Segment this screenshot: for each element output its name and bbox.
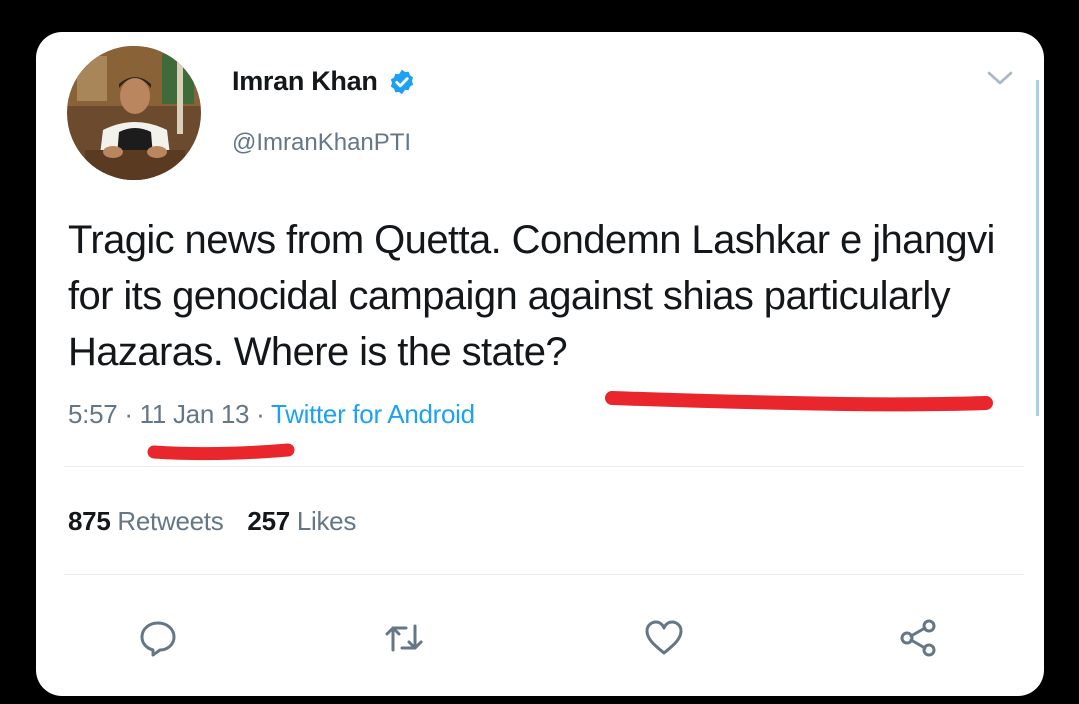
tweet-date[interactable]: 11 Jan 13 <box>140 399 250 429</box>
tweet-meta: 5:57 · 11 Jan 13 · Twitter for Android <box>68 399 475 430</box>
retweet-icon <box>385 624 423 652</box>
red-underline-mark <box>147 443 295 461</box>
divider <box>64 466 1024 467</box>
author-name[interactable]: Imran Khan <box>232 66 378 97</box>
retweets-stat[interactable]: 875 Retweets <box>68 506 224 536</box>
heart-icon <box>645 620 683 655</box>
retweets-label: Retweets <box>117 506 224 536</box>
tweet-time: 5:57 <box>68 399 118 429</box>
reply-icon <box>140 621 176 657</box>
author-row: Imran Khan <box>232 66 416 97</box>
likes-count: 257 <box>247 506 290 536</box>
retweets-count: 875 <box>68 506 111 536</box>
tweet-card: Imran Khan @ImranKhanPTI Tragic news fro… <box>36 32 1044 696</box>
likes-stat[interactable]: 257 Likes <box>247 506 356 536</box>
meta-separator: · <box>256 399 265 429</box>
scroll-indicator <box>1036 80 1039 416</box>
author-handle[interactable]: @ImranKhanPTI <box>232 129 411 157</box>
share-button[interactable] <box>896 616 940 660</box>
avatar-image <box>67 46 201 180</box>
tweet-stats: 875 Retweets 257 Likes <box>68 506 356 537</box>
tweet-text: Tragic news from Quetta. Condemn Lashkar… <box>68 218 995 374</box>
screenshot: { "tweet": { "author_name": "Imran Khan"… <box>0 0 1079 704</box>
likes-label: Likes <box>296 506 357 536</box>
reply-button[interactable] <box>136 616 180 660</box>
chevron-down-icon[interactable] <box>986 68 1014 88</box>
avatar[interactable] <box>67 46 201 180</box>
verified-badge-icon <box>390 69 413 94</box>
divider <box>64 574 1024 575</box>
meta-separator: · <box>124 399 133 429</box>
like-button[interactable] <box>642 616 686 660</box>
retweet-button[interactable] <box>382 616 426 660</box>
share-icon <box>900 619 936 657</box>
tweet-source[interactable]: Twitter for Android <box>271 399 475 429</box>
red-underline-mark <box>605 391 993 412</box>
-*-
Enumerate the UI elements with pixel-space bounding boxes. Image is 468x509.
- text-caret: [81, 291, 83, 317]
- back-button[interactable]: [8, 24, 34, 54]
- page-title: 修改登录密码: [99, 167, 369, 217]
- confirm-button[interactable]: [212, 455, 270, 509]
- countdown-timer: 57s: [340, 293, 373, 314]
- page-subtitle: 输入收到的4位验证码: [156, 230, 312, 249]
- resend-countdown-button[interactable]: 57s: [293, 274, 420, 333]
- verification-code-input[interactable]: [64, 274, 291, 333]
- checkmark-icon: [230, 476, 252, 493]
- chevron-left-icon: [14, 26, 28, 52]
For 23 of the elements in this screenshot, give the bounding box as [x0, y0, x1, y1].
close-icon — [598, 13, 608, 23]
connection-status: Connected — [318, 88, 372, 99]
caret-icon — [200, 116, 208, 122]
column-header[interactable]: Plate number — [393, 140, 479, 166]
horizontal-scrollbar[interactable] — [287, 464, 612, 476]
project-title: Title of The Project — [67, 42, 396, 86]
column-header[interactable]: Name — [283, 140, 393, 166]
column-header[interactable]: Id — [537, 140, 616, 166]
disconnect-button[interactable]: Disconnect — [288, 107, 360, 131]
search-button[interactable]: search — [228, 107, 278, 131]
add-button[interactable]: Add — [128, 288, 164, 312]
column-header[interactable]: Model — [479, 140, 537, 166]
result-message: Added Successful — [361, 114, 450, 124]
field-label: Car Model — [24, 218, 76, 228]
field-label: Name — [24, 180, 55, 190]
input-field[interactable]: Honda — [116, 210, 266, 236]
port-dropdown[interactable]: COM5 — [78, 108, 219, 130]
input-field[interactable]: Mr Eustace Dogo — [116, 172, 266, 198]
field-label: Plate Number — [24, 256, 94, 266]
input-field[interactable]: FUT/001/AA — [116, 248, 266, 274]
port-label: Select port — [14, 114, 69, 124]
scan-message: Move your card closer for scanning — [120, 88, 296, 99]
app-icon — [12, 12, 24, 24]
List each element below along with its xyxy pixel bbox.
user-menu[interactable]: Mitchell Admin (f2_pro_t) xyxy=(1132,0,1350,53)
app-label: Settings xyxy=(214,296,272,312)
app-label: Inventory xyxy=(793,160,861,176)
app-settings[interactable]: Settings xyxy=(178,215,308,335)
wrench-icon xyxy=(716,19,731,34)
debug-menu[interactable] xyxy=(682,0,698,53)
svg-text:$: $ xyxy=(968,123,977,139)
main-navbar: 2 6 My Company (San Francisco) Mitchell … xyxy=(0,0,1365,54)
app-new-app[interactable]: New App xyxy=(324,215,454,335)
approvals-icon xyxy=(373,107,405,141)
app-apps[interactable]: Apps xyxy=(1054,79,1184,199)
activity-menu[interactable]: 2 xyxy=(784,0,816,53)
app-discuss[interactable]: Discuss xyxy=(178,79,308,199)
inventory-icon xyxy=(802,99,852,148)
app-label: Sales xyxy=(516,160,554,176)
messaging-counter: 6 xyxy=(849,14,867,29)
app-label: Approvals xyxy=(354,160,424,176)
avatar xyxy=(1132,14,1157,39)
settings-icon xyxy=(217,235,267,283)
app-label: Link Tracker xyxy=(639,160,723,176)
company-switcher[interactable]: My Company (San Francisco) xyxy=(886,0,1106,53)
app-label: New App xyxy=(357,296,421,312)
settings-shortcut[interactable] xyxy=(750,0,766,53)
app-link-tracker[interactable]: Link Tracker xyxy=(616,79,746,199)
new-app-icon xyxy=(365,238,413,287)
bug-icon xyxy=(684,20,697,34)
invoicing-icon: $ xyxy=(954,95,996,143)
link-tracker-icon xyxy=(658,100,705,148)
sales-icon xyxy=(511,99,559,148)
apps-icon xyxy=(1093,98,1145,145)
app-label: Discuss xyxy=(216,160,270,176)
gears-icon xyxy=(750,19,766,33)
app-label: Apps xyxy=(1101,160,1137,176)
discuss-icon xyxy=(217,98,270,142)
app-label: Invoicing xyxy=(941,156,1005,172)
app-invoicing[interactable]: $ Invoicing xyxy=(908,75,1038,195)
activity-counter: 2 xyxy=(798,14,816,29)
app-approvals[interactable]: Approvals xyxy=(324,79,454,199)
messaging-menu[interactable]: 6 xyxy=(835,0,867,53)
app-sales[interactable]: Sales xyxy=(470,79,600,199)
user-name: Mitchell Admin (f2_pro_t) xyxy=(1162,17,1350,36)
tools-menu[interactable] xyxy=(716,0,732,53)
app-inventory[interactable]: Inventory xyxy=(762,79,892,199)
-*-
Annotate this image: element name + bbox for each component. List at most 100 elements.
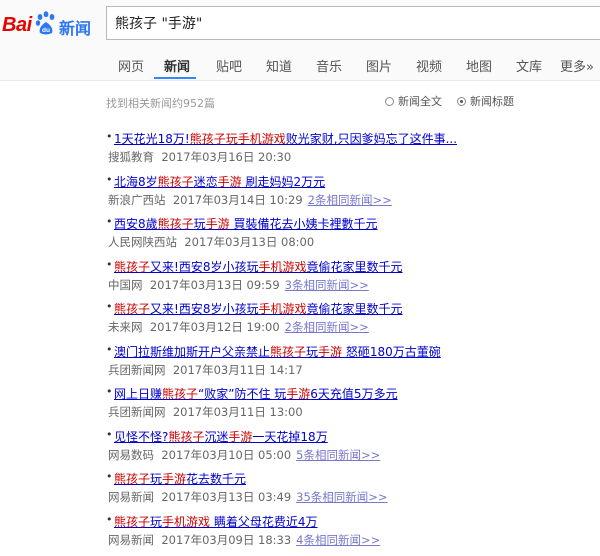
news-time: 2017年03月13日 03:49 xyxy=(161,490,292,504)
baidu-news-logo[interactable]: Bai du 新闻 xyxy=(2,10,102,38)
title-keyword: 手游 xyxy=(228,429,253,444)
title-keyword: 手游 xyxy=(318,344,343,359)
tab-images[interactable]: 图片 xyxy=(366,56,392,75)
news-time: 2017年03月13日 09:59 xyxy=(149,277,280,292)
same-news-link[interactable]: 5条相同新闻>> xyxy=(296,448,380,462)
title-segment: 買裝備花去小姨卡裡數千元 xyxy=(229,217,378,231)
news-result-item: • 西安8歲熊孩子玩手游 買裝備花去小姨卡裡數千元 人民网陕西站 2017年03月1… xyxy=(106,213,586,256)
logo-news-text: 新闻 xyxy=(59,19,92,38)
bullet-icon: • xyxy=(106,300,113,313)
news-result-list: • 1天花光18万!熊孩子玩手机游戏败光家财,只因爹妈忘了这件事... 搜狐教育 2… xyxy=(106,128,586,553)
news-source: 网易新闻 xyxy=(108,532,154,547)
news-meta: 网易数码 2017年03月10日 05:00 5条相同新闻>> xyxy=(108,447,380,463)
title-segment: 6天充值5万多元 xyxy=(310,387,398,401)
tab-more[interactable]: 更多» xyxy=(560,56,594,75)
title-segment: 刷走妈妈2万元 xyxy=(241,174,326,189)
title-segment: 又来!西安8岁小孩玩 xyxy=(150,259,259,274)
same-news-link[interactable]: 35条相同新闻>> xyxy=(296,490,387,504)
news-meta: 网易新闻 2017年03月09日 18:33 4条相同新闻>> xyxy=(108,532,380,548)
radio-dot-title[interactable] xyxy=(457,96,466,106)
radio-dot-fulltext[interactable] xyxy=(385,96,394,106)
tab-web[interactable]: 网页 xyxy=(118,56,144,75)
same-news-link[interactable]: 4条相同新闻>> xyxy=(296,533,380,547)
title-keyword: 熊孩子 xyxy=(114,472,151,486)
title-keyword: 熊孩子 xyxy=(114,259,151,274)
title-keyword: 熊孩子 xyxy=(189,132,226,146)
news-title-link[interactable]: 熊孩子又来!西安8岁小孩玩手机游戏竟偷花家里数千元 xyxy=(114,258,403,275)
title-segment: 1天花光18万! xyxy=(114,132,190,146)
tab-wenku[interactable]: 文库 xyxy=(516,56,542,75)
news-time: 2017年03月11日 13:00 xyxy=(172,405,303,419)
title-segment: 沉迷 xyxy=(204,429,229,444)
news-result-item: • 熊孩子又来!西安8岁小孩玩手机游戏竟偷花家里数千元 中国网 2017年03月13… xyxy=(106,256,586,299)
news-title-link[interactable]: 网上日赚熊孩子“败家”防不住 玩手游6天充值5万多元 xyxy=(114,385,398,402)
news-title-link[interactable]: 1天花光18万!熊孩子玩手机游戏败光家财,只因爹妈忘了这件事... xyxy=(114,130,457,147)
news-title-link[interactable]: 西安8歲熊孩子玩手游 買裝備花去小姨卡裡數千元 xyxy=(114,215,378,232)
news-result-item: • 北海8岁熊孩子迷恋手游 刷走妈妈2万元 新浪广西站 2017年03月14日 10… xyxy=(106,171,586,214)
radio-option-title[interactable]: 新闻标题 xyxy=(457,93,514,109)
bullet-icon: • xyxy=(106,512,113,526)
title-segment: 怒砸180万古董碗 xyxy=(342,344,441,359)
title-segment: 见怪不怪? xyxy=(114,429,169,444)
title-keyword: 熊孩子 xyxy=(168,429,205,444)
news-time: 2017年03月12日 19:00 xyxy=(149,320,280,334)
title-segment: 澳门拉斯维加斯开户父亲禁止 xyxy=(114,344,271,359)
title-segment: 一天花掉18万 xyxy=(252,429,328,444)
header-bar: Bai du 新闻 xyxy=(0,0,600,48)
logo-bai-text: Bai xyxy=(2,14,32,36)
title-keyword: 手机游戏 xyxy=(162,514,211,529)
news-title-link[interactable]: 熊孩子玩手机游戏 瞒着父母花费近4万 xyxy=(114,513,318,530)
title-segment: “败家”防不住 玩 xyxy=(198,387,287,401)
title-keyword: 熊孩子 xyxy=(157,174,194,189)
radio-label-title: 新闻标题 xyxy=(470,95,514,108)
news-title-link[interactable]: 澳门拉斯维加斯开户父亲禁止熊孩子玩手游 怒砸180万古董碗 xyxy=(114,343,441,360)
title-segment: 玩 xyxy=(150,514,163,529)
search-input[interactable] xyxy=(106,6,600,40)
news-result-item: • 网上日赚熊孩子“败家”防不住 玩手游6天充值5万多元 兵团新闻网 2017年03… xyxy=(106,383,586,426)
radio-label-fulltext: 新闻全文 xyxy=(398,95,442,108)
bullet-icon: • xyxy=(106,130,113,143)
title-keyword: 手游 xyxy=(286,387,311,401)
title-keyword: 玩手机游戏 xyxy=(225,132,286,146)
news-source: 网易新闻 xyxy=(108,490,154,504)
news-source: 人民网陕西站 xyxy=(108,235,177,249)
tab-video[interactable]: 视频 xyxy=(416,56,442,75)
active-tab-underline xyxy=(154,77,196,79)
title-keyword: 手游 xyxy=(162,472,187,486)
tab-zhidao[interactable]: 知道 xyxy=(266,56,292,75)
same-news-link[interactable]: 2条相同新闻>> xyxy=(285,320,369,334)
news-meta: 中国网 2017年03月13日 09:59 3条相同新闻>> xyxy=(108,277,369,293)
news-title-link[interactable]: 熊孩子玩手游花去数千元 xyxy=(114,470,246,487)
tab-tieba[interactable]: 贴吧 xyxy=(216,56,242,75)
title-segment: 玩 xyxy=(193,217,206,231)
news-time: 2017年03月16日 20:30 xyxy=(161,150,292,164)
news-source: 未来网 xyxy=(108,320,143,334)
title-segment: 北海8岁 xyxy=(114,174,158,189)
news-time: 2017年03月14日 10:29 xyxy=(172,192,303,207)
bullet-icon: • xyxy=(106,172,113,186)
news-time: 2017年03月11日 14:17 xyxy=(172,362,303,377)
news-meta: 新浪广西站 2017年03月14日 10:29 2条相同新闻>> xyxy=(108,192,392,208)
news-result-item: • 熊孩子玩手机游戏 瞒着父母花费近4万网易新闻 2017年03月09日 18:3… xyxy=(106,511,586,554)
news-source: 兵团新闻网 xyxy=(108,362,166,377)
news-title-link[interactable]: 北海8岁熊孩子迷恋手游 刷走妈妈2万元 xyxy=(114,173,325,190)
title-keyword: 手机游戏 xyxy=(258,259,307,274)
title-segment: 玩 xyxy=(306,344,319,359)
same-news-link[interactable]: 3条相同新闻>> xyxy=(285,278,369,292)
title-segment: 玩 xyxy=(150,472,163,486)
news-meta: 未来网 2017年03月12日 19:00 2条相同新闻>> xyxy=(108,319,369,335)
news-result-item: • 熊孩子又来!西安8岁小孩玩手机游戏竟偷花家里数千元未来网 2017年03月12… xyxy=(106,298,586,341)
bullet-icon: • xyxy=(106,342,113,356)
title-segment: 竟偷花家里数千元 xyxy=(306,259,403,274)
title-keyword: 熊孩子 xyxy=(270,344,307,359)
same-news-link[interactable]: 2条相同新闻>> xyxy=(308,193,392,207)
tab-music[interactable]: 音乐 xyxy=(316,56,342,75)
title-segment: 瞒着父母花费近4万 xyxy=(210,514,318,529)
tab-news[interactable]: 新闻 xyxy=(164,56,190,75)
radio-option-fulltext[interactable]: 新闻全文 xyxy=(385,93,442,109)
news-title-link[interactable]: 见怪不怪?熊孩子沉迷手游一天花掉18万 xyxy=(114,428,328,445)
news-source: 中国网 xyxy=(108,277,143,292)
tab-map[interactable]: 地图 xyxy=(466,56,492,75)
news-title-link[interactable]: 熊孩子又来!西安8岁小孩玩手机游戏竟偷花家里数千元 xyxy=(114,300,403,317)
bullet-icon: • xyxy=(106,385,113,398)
-*-
## [Exercise goal]
Reproduce the rows between the line holding "tweet-date[interactable]: 11 Jan" and the line holding "tweet-text: Tragic news", inclusive.

## [Expected output]
tweet-date[interactable]: 11 Jan 13 <box>140 399 250 429</box>
tweet-meta: 5:57 · 11 Jan 13 · Twitter for Android <box>68 399 475 430</box>
retweet-icon <box>385 624 423 652</box>
red-underline-mark <box>147 443 295 461</box>
divider <box>64 466 1024 467</box>
author-name[interactable]: Imran Khan <box>232 66 378 97</box>
retweets-stat[interactable]: 875 Retweets <box>68 506 224 536</box>
heart-icon <box>645 620 683 655</box>
retweets-label: Retweets <box>117 506 224 536</box>
tweet-time: 5:57 <box>68 399 118 429</box>
reply-icon <box>140 621 176 657</box>
author-row: Imran Khan <box>232 66 416 97</box>
likes-count: 257 <box>247 506 290 536</box>
retweets-count: 875 <box>68 506 111 536</box>
tweet-card: Imran Khan @ImranKhanPTI Tragic news fro… <box>36 32 1044 696</box>
likes-stat[interactable]: 257 Likes <box>247 506 356 536</box>
meta-separator: · <box>256 399 265 429</box>
scroll-indicator <box>1036 80 1039 416</box>
author-handle[interactable]: @ImranKhanPTI <box>232 129 411 157</box>
share-button[interactable] <box>896 616 940 660</box>
avatar-image <box>67 46 201 180</box>
tweet-stats: 875 Retweets 257 Likes <box>68 506 356 537</box>
tweet-text: Tragic news from Quetta. Condemn Lashkar… <box>68 218 995 374</box>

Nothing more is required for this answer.